Extrait choisi →
━━━━━━━━━━━━━━━━

Comme président du groupe d’amitié France-Algérie, il se fit l’avocat inlassable de son projet de toujours de refondation d’une nouvelle relation avec ce pays, tant il avait su tisser un lien particulier avec ses amis algériens, ayant vécu de près les heures tragiques du début des années soixante et suivi avec inquiétude celles du terrorisme islamique. Pour avoir effectué une visite officielle dans ce pays à l’automne dernier, je puis témoigner qu’il était présent dans la mémoire de nombre d’Algériens.

En 1988, à la suite de la nomination d’André Méric au secrétariat d’État aux anciens combattants, il est élu à l’unanimité président du groupe socialiste du Sénat. Il dirige avec pondération et le souci constant de la communication un groupe politique en expansion, qui montre la voie en se rajeunissant et en se féminisant.

━━━━━━━━━━━━━━━━

Section des données →
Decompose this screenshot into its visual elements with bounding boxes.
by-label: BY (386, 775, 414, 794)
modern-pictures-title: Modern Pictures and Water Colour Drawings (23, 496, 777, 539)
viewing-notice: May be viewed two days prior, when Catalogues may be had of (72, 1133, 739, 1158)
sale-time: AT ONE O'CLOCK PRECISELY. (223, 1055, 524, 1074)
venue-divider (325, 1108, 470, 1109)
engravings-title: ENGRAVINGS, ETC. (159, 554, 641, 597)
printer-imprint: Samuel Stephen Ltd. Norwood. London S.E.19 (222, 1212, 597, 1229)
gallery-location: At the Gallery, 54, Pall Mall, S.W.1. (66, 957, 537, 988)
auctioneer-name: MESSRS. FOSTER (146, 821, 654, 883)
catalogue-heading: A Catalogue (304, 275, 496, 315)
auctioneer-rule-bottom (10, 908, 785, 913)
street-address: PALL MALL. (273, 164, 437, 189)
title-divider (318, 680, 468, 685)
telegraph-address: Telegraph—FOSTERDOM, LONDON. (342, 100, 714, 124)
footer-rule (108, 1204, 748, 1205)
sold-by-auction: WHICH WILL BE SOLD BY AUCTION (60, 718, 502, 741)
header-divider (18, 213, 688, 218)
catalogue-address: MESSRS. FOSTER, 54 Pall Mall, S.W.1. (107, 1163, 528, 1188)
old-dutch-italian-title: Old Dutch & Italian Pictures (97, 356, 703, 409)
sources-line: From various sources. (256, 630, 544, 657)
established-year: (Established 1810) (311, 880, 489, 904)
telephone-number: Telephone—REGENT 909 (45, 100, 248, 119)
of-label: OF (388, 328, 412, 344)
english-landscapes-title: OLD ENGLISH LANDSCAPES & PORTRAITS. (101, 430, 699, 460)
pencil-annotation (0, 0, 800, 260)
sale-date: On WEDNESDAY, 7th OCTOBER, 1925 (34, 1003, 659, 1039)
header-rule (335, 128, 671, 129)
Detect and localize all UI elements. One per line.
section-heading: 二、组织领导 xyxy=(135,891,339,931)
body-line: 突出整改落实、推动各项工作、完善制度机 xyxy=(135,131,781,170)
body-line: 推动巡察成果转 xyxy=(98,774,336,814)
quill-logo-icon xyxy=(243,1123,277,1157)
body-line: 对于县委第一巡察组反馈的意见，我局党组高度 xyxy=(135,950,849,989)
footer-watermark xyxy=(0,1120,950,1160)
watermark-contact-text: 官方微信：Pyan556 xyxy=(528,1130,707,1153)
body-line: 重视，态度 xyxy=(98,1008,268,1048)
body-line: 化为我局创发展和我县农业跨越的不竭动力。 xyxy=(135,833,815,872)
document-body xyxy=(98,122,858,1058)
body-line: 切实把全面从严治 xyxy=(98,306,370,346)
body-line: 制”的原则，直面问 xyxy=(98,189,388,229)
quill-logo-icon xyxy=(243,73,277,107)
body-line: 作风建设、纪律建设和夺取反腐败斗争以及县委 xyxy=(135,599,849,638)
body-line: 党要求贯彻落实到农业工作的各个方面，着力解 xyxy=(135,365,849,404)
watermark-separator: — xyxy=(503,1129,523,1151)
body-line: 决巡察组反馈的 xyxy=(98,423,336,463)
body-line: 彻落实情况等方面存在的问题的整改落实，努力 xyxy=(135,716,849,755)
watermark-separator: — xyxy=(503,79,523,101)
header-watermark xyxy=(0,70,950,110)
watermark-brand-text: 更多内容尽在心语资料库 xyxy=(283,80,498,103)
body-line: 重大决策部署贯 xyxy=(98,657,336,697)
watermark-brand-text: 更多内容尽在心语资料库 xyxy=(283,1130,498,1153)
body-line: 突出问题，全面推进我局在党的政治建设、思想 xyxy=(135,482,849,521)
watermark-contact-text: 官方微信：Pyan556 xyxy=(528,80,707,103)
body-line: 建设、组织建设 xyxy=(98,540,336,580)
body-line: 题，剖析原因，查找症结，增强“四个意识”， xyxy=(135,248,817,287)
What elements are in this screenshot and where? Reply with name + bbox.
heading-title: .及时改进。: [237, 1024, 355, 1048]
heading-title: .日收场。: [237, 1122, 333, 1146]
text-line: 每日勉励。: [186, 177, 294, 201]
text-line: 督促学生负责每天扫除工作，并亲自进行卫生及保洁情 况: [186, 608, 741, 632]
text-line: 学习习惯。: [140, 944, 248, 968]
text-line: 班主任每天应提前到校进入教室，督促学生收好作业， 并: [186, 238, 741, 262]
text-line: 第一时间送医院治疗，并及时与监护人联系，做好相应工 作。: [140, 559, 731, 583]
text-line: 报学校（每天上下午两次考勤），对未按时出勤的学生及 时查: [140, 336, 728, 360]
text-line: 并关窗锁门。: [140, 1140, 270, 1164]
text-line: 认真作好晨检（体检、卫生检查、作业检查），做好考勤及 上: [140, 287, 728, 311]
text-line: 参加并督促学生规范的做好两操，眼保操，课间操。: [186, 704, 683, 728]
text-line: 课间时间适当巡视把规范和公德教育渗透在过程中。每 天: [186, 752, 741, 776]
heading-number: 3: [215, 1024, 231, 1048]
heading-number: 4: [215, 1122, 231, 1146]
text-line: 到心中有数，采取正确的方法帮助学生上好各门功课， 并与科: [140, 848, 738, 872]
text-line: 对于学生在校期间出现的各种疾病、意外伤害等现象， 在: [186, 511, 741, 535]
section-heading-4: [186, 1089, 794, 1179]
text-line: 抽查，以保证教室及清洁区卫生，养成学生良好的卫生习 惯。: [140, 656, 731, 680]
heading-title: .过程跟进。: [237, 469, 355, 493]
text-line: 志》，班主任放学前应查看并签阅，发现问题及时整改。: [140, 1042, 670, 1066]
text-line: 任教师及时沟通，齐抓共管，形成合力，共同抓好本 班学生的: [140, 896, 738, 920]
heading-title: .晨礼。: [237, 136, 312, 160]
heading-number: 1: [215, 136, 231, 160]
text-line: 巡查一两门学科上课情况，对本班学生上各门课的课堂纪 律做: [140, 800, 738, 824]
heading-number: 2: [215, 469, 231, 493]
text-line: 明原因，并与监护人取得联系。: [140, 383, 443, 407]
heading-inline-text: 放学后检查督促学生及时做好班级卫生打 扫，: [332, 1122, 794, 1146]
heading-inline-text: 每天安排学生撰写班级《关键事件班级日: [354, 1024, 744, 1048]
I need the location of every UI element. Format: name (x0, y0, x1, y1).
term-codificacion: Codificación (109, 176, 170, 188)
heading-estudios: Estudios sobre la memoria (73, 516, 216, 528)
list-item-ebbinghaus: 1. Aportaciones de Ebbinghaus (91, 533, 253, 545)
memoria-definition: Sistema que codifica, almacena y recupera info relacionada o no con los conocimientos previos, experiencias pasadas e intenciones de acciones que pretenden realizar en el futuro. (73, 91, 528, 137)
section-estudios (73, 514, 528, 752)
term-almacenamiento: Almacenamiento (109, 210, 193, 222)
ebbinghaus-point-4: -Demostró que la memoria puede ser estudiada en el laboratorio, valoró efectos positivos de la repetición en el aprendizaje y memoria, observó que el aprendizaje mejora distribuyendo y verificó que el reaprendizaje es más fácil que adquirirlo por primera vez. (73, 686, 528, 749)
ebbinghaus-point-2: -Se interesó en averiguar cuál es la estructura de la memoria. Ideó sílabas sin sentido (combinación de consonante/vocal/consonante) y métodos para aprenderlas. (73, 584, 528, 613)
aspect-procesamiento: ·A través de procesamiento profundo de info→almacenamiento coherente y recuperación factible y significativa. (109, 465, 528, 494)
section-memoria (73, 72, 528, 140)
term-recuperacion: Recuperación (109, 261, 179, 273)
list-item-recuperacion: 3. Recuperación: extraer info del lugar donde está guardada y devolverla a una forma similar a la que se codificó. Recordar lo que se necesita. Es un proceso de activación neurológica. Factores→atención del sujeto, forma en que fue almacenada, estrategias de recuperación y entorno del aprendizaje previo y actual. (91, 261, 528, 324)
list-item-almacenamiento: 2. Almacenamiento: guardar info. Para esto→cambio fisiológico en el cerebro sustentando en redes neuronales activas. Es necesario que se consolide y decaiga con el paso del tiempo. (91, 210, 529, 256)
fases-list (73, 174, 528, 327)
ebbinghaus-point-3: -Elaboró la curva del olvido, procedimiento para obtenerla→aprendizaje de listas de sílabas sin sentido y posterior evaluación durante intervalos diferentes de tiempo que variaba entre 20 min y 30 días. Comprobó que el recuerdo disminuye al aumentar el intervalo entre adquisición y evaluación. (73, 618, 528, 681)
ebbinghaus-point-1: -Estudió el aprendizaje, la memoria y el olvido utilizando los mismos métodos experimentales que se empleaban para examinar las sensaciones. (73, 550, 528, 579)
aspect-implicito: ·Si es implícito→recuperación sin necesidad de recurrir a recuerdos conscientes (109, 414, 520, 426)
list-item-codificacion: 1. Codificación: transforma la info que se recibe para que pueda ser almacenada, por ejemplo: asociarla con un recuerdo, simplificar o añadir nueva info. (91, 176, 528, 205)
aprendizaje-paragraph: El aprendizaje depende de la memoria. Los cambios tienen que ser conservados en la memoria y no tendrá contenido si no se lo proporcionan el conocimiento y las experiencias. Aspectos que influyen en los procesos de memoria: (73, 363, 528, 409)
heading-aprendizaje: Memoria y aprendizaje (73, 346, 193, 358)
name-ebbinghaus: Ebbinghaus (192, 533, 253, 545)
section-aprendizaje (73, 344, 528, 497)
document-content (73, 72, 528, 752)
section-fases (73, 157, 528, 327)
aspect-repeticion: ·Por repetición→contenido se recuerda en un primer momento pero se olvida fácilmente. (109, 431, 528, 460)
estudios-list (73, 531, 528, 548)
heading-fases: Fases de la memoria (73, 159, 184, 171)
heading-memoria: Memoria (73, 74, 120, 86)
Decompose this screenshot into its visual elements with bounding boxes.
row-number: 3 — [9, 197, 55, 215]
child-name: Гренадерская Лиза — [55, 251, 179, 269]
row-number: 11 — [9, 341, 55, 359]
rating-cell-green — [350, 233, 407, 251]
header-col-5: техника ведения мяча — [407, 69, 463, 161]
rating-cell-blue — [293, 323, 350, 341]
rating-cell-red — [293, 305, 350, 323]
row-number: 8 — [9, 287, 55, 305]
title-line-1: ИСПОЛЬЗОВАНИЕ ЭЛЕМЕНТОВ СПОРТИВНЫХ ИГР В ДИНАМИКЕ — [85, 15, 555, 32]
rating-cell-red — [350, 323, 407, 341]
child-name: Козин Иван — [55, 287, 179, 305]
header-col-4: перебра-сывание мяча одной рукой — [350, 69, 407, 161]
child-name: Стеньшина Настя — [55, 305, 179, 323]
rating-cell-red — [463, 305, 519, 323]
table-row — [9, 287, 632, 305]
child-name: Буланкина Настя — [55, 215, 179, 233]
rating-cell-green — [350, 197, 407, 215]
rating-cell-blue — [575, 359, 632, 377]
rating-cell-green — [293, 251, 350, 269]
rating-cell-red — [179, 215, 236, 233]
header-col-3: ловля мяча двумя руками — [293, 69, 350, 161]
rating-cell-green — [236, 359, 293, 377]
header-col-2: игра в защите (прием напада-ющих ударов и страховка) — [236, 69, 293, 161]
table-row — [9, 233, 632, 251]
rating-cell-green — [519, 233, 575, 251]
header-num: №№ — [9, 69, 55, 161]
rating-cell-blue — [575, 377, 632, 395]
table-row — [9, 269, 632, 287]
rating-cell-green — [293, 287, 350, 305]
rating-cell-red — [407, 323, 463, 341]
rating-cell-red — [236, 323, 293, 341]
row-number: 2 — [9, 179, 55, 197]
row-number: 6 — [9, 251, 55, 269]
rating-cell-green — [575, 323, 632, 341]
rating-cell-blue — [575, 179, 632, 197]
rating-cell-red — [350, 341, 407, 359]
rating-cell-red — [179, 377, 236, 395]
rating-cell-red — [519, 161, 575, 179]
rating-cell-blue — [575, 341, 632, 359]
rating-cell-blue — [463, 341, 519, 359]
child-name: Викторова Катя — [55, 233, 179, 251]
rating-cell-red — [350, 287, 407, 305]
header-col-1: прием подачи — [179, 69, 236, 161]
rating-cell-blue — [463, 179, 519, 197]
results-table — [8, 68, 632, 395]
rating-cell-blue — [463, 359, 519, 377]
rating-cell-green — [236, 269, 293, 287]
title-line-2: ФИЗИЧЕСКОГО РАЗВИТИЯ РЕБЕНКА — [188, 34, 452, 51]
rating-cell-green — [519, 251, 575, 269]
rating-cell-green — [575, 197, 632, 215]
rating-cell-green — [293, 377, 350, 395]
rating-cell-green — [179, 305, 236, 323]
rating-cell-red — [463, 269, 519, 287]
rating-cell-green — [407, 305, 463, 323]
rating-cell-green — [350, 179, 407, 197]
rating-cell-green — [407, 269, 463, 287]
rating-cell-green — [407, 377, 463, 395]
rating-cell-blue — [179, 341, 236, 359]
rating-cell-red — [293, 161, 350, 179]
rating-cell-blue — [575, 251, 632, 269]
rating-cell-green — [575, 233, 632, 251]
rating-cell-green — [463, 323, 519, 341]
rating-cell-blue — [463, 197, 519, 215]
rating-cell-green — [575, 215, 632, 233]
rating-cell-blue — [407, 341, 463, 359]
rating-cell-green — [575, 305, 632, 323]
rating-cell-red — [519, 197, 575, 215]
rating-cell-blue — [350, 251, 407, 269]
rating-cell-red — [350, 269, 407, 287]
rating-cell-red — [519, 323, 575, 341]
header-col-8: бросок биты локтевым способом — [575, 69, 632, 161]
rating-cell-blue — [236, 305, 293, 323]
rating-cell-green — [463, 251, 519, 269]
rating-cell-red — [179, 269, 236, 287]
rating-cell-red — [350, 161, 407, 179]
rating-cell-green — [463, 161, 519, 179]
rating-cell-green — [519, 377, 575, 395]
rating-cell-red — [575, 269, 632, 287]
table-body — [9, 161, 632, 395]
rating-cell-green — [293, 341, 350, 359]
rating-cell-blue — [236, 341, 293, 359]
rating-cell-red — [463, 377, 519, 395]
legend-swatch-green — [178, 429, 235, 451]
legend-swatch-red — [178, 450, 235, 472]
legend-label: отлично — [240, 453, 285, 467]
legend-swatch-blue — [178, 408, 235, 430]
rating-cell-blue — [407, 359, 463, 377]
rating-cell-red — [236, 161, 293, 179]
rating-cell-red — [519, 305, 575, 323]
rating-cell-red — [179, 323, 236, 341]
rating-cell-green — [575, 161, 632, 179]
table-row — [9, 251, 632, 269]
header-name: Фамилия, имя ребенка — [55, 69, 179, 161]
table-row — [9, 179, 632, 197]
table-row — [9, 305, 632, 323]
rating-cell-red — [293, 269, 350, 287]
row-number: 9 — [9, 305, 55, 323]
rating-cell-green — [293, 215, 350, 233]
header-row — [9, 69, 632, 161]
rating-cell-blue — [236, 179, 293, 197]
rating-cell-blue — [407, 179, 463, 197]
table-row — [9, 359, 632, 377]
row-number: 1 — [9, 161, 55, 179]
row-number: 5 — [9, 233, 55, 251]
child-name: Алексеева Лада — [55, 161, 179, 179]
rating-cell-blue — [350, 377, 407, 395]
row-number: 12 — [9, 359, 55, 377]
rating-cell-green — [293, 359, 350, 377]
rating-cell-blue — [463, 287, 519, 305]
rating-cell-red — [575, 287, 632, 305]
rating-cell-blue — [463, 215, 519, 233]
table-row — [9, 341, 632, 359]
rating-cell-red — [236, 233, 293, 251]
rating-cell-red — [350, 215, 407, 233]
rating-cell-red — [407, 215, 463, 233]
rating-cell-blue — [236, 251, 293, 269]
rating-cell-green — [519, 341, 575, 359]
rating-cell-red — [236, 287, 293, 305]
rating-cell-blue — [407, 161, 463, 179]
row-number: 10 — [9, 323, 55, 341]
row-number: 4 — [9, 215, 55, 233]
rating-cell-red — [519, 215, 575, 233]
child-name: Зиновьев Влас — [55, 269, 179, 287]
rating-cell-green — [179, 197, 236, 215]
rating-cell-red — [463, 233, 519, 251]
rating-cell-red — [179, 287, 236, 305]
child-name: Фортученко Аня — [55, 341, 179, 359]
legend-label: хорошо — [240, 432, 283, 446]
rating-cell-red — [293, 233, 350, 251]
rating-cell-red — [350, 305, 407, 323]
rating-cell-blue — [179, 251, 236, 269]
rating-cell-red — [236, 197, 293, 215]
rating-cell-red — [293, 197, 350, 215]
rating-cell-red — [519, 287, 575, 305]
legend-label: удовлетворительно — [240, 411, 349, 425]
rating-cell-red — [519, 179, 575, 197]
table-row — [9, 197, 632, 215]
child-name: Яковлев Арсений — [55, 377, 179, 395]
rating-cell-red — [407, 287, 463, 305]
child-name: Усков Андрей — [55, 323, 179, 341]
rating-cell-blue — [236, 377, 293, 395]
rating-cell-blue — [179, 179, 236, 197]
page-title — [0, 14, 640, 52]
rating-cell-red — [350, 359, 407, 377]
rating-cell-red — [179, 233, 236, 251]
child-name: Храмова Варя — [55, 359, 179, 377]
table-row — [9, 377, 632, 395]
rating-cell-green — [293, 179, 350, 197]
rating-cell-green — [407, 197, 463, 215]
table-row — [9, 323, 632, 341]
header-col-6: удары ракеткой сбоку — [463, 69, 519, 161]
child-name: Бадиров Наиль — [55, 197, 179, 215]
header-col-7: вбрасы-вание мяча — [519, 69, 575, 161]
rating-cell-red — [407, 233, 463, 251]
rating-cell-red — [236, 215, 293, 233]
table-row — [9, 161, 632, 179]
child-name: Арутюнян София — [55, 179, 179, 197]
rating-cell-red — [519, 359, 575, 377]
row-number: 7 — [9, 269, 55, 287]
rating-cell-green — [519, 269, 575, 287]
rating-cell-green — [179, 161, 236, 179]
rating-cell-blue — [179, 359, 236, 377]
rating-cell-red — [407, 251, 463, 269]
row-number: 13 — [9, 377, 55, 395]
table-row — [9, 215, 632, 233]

━━━━━━━━━━━━━━━━

Poursuivez, s'il vous plaît, le texte sur le président du groupe socialiste du Sénat à la suite de sa dernière phrase.

Très attaché au bicamérisme, il prend une part active à la réflexion sur la rénovation du Sénat et insiste, parmi ses préoccupations, sur la nécessité d’une présence renforcée de ses collègues dans les débats en commission et en séance publique…

Ses multiples responsabilités ne l’éloignent pas pour autant de son « territoire », le XVIIIe arrondissement de Paris –car il y a aussi des « territoires » dans la ville capitale –, où il fait partie de ce que l’on a appelé la « bande des quatre », avec Lionel Jospin, Bertrand Delanoë et Daniel Vaillant.

À la fin du mandat sénatorial de Claude Estier, c’est Jean-Pierre Bel qui prend les rênes d’un groupe socialiste en pleine progression, avec l’avenir que chacun sait…

Épris de liberté, homme d’écriture et de presse autant que chroniqueur de l’histoire du parti socialiste, on pouvait souvent le croiser dans notre belle bibliothèque, ou près de son bureau du deuxième étage du 26, rue de Vaugirard, non loin de la photocopieuse… Pendant près de trois ans, j’ai ainsi été son voisin de bureau. Nous avions fréquemment l’occasion de nous saluer et d’échanger.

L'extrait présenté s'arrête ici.